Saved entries
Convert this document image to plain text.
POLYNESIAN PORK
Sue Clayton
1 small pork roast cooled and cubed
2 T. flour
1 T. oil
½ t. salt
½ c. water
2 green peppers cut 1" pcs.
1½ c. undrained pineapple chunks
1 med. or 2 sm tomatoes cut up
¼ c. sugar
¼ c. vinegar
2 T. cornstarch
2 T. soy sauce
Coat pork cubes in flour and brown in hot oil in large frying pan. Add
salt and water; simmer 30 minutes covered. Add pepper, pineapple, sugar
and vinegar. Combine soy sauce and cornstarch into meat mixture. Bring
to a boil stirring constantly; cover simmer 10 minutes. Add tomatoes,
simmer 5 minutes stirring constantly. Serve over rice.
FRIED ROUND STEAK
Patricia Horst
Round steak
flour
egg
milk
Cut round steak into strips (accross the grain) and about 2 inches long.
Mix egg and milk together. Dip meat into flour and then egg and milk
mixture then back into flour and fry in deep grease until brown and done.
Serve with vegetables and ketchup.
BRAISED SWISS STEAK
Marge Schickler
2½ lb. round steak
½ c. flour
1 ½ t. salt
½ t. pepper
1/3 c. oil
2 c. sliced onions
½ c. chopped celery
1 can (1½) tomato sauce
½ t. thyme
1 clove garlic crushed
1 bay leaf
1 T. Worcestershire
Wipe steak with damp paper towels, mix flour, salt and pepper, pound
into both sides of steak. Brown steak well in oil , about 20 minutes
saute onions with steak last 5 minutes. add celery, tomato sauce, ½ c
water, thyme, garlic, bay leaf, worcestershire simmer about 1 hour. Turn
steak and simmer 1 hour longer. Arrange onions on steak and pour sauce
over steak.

(Problem statement):
Retype the records that precede this task, keeping them exactly the same.

(Answer to this problem):
Convert this document image to plain text.
POLYNESIAN PORK
Sue Clayton
1 small pork roast cooled and cubed
2 T. flour
1 T. oil
½ t. salt
½ c. water
2 green peppers cut 1" pcs.
1½ c. undrained pineapple chunks
1 med. or 2 sm tomatoes cut up
¼ c. sugar
¼ c. vinegar
2 T. cornstarch
2 T. soy sauce
Coat pork cubes in flour and brown in hot oil in large frying pan. Add
salt and water; simmer 30 minutes covered. Add pepper, pineapple, sugar
and vinegar. Combine soy sauce and cornstarch into meat mixture. Bring
to a boil stirring constantly; cover simmer 10 minutes. Add tomatoes,
simmer 5 minutes stirring constantly. Serve over rice.
FRIED ROUND STEAK
Patricia Horst
Round steak
flour
egg
milk
Cut round steak into strips (accross the grain) and about 2 inches long.
Mix egg and milk together. Dip meat into flour and then egg and milk
mixture then back into flour and fry in deep grease until brown and done.
Serve with vegetables and ketchup.
BRAISED SWISS STEAK
Marge Schickler
2½ lb. round steak
½ c. flour
1 ½ t. salt
½ t. pepper
1/3 c. oil
2 c. sliced onions
½ c. chopped celery
1 can (1½) tomato sauce
½ t. thyme
1 clove garlic crushed
1 bay leaf
1 T. Worcestershire
Wipe steak with damp paper towels, mix flour, salt and pepper, pound
into both sides of steak. Brown steak well in oil , about 20 minutes
saute onions with steak last 5 minutes. add celery, tomato sauce, ½ c
water, thyme, garlic, bay leaf, worcestershire simmer about 1 hour. Turn
steak and simmer 1 hour longer. Arrange onions on steak and pour sauce
over steak.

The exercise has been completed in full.